EXERCISE AIM. Gather all lines from the material that contain the word "Susanne".

### RECORD EXTRACTS

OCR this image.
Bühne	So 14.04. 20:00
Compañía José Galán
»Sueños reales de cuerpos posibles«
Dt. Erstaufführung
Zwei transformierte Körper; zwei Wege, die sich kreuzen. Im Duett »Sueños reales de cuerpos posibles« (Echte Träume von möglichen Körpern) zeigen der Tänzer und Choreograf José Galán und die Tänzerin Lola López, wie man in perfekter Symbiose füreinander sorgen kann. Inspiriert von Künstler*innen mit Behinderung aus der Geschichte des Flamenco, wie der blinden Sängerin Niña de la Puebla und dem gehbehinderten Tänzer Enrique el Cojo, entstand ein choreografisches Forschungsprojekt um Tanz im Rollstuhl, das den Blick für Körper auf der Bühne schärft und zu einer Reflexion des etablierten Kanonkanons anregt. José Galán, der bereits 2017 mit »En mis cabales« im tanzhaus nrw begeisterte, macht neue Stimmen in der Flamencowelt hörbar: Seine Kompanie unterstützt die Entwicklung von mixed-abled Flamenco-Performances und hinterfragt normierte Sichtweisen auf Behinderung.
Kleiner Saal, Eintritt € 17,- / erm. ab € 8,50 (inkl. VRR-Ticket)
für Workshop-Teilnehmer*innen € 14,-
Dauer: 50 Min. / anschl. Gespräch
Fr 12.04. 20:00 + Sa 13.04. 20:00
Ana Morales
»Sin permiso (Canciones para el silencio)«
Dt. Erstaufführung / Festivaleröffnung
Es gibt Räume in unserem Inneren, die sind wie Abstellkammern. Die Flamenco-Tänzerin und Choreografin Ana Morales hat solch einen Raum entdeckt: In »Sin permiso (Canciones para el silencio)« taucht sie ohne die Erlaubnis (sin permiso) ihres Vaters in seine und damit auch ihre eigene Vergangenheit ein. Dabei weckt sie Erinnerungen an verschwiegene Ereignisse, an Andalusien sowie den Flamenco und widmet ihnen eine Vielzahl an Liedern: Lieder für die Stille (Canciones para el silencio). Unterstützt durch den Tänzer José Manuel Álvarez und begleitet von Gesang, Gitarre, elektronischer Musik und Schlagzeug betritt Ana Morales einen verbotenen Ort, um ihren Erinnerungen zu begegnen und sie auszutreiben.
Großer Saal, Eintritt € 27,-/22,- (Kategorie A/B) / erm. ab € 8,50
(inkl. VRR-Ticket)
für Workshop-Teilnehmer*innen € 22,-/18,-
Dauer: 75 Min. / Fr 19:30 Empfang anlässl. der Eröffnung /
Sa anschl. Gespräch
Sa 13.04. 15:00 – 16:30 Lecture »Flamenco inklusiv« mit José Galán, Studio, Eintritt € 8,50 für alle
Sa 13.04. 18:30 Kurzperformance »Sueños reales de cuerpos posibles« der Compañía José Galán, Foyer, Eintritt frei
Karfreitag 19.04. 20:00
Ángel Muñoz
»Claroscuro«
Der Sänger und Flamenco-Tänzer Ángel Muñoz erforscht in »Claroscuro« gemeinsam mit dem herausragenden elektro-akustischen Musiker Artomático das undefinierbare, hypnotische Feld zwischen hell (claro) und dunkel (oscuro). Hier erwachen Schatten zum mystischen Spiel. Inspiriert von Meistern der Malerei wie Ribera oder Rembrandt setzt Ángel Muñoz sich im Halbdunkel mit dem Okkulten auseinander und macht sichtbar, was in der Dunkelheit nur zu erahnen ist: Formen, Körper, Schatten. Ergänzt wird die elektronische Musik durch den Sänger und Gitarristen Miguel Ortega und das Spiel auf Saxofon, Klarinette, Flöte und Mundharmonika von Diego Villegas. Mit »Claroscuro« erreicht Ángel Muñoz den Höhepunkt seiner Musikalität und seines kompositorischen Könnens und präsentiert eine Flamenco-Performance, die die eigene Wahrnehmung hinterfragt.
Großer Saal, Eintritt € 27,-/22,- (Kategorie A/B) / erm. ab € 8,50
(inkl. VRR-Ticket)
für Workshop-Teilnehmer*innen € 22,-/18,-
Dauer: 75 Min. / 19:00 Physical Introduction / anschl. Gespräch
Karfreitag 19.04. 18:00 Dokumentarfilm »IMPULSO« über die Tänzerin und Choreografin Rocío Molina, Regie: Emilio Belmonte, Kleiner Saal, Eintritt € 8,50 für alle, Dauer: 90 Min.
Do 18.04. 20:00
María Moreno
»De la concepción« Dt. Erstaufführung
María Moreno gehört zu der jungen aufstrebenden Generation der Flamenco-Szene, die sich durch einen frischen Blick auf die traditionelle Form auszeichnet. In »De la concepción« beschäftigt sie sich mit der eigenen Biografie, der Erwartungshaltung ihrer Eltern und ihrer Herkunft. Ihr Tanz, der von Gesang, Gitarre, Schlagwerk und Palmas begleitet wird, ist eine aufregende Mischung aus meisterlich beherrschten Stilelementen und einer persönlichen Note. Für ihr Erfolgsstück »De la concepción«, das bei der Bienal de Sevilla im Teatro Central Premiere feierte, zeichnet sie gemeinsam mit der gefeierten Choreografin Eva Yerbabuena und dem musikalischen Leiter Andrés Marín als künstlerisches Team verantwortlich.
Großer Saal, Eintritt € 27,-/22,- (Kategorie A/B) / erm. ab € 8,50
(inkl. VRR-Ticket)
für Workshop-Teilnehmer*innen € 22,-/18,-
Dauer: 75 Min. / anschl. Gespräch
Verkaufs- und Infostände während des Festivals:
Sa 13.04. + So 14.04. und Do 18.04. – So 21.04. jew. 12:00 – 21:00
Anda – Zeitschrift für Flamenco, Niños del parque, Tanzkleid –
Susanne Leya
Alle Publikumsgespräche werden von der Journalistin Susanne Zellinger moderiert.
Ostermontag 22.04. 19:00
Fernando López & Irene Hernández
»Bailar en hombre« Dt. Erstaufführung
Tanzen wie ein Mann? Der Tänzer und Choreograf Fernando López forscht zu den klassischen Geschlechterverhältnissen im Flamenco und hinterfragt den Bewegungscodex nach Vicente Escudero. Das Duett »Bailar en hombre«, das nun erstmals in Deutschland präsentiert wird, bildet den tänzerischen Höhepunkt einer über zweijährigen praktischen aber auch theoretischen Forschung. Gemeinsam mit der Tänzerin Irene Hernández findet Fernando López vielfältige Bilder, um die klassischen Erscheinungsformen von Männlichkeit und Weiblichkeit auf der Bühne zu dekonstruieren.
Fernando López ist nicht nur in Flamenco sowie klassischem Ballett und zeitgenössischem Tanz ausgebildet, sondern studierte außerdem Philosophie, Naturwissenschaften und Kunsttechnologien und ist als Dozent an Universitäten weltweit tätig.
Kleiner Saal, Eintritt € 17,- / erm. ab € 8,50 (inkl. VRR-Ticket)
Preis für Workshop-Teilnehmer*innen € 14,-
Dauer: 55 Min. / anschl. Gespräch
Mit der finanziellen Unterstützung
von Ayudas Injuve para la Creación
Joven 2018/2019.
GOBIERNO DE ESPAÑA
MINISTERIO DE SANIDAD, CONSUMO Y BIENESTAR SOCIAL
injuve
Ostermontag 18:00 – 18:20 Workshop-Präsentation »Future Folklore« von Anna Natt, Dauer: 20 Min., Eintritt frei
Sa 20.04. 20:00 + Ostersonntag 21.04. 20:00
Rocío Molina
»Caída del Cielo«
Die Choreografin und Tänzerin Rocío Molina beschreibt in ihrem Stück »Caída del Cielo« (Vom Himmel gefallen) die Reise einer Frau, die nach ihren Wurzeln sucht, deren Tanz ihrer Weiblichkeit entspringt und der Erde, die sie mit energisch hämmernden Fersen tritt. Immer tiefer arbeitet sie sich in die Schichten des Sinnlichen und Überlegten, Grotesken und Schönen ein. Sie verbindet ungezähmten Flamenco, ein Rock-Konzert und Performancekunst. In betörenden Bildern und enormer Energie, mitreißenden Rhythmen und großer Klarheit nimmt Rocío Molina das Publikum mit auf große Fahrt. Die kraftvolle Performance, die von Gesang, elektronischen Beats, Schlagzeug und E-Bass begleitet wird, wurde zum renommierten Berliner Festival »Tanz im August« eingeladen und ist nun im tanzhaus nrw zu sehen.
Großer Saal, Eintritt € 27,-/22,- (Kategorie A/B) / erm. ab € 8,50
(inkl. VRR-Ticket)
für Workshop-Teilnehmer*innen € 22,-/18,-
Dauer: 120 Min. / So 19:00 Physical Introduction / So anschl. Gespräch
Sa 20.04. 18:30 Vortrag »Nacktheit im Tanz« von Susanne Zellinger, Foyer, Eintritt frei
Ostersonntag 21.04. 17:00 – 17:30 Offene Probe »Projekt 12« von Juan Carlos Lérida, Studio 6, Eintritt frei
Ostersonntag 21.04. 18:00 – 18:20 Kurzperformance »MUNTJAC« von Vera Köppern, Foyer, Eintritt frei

######

RESULT OF THE EXERCISE.
Susanne Leya
Alle Publikumsgespräche werden von der Journalistin Susanne Zellinger moderiert.
Sa 20.04. 18:30 Vortrag »Nacktheit im Tanz« von Susanne Zellinger, Foyer, Eintritt frei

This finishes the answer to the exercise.